*What is required*
Extract every line below, verbatim.

======== Source data ========

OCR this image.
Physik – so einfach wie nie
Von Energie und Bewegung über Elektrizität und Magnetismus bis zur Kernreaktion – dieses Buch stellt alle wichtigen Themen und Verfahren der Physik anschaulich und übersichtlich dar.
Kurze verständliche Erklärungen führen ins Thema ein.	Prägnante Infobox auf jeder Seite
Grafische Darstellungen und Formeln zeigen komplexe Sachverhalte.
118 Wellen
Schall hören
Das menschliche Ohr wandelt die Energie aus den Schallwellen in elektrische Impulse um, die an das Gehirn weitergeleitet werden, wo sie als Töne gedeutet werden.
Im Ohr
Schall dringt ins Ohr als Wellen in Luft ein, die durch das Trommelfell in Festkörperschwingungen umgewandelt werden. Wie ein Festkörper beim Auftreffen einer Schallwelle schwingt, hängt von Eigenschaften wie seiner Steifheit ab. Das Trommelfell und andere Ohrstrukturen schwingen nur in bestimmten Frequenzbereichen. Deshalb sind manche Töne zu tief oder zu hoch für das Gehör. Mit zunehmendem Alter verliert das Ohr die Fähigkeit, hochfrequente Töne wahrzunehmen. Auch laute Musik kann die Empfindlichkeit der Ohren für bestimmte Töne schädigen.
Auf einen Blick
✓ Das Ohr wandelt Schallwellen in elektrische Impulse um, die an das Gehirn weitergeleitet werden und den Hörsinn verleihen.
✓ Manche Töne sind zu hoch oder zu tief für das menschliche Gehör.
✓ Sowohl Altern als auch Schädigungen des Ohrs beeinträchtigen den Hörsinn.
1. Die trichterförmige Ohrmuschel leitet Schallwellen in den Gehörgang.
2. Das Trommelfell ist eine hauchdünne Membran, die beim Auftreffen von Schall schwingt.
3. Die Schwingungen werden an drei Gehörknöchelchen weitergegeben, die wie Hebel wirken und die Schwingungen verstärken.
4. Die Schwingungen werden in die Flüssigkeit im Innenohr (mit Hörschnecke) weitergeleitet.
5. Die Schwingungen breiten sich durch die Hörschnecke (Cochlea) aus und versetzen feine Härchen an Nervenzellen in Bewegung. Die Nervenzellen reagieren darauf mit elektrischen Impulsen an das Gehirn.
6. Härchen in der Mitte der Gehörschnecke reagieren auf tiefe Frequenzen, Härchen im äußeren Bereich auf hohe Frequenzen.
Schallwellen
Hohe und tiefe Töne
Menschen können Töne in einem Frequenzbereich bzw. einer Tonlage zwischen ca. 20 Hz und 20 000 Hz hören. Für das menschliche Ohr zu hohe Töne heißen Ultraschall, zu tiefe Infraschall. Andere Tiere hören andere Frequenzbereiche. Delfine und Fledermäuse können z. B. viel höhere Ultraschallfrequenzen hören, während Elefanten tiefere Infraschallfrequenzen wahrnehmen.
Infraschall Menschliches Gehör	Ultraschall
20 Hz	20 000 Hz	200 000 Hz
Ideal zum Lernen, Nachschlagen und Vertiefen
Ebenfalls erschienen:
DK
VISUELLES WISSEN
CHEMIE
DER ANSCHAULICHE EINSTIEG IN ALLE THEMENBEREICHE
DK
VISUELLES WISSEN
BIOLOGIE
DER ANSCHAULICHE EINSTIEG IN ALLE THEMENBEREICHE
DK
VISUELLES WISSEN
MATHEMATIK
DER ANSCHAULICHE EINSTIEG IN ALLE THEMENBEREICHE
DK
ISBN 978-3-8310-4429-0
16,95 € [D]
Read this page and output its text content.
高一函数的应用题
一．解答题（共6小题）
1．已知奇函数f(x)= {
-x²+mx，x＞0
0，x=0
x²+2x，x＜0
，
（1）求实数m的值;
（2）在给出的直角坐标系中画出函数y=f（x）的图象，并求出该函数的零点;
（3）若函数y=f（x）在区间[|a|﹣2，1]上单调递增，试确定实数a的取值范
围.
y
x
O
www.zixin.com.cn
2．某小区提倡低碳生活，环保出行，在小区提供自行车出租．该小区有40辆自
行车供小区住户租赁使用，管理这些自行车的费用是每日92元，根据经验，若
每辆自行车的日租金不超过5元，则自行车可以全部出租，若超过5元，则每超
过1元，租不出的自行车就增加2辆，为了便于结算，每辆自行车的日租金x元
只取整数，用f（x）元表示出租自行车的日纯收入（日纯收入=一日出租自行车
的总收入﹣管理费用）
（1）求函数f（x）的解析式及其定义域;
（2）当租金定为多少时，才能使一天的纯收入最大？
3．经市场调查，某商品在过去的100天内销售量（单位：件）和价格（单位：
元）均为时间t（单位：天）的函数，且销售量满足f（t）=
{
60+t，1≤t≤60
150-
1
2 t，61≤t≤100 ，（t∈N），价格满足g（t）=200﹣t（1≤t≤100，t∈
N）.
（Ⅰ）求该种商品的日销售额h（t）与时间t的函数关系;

========

*Full solution*
OCR this image.
Physik – so einfach wie nie
Von Energie und Bewegung über Elektrizität und Magnetismus bis zur Kernreaktion – dieses Buch stellt alle wichtigen Themen und Verfahren der Physik anschaulich und übersichtlich dar.
Kurze verständliche Erklärungen führen ins Thema ein.	Prägnante Infobox auf jeder Seite
Grafische Darstellungen und Formeln zeigen komplexe Sachverhalte.
118 Wellen
Schall hören
Das menschliche Ohr wandelt die Energie aus den Schallwellen in elektrische Impulse um, die an das Gehirn weitergeleitet werden, wo sie als Töne gedeutet werden.
Im Ohr
Schall dringt ins Ohr als Wellen in Luft ein, die durch das Trommelfell in Festkörperschwingungen umgewandelt werden. Wie ein Festkörper beim Auftreffen einer Schallwelle schwingt, hängt von Eigenschaften wie seiner Steifheit ab. Das Trommelfell und andere Ohrstrukturen schwingen nur in bestimmten Frequenzbereichen. Deshalb sind manche Töne zu tief oder zu hoch für das Gehör. Mit zunehmendem Alter verliert das Ohr die Fähigkeit, hochfrequente Töne wahrzunehmen. Auch laute Musik kann die Empfindlichkeit der Ohren für bestimmte Töne schädigen.
Auf einen Blick
✓ Das Ohr wandelt Schallwellen in elektrische Impulse um, die an das Gehirn weitergeleitet werden und den Hörsinn verleihen.
✓ Manche Töne sind zu hoch oder zu tief für das menschliche Gehör.
✓ Sowohl Altern als auch Schädigungen des Ohrs beeinträchtigen den Hörsinn.
1. Die trichterförmige Ohrmuschel leitet Schallwellen in den Gehörgang.
2. Das Trommelfell ist eine hauchdünne Membran, die beim Auftreffen von Schall schwingt.
3. Die Schwingungen werden an drei Gehörknöchelchen weitergegeben, die wie Hebel wirken und die Schwingungen verstärken.
4. Die Schwingungen werden in die Flüssigkeit im Innenohr (mit Hörschnecke) weitergeleitet.
5. Die Schwingungen breiten sich durch die Hörschnecke (Cochlea) aus und versetzen feine Härchen an Nervenzellen in Bewegung. Die Nervenzellen reagieren darauf mit elektrischen Impulsen an das Gehirn.
6. Härchen in der Mitte der Gehörschnecke reagieren auf tiefe Frequenzen, Härchen im äußeren Bereich auf hohe Frequenzen.
Schallwellen
Hohe und tiefe Töne
Menschen können Töne in einem Frequenzbereich bzw. einer Tonlage zwischen ca. 20 Hz und 20 000 Hz hören. Für das menschliche Ohr zu hohe Töne heißen Ultraschall, zu tiefe Infraschall. Andere Tiere hören andere Frequenzbereiche. Delfine und Fledermäuse können z. B. viel höhere Ultraschallfrequenzen hören, während Elefanten tiefere Infraschallfrequenzen wahrnehmen.
Infraschall Menschliches Gehör	Ultraschall
20 Hz	20 000 Hz	200 000 Hz
Ideal zum Lernen, Nachschlagen und Vertiefen
Ebenfalls erschienen:
DK
VISUELLES WISSEN
CHEMIE
DER ANSCHAULICHE EINSTIEG IN ALLE THEMENBEREICHE
DK
VISUELLES WISSEN
BIOLOGIE
DER ANSCHAULICHE EINSTIEG IN ALLE THEMENBEREICHE
DK
VISUELLES WISSEN
MATHEMATIK
DER ANSCHAULICHE EINSTIEG IN ALLE THEMENBEREICHE
DK
ISBN 978-3-8310-4429-0
16,95 € [D]
Read this page and output its text content.
高一函数的应用题
一．解答题（共6小题）
1．已知奇函数f(x)= {
-x²+mx，x＞0
0，x=0
x²+2x，x＜0
，
（1）求实数m的值;
（2）在给出的直角坐标系中画出函数y=f（x）的图象，并求出该函数的零点;
（3）若函数y=f（x）在区间[|a|﹣2，1]上单调递增，试确定实数a的取值范
围.
y
x
O
www.zixin.com.cn
2．某小区提倡低碳生活，环保出行，在小区提供自行车出租．该小区有40辆自
行车供小区住户租赁使用，管理这些自行车的费用是每日92元，根据经验，若
每辆自行车的日租金不超过5元，则自行车可以全部出租，若超过5元，则每超
过1元，租不出的自行车就增加2辆，为了便于结算，每辆自行车的日租金x元
只取整数，用f（x）元表示出租自行车的日纯收入（日纯收入=一日出租自行车
的总收入﹣管理费用）
（1）求函数f（x）的解析式及其定义域;
（2）当租金定为多少时，才能使一天的纯收入最大？
3．经市场调查，某商品在过去的100天内销售量（单位：件）和价格（单位：
元）均为时间t（单位：天）的函数，且销售量满足f（t）=
{
60+t，1≤t≤60
150-
1
2 t，61≤t≤100 ，（t∈N），价格满足g（t）=200﹣t（1≤t≤100，t∈
N）.
（Ⅰ）求该种商品的日销售额h（t）与时间t的函数关系;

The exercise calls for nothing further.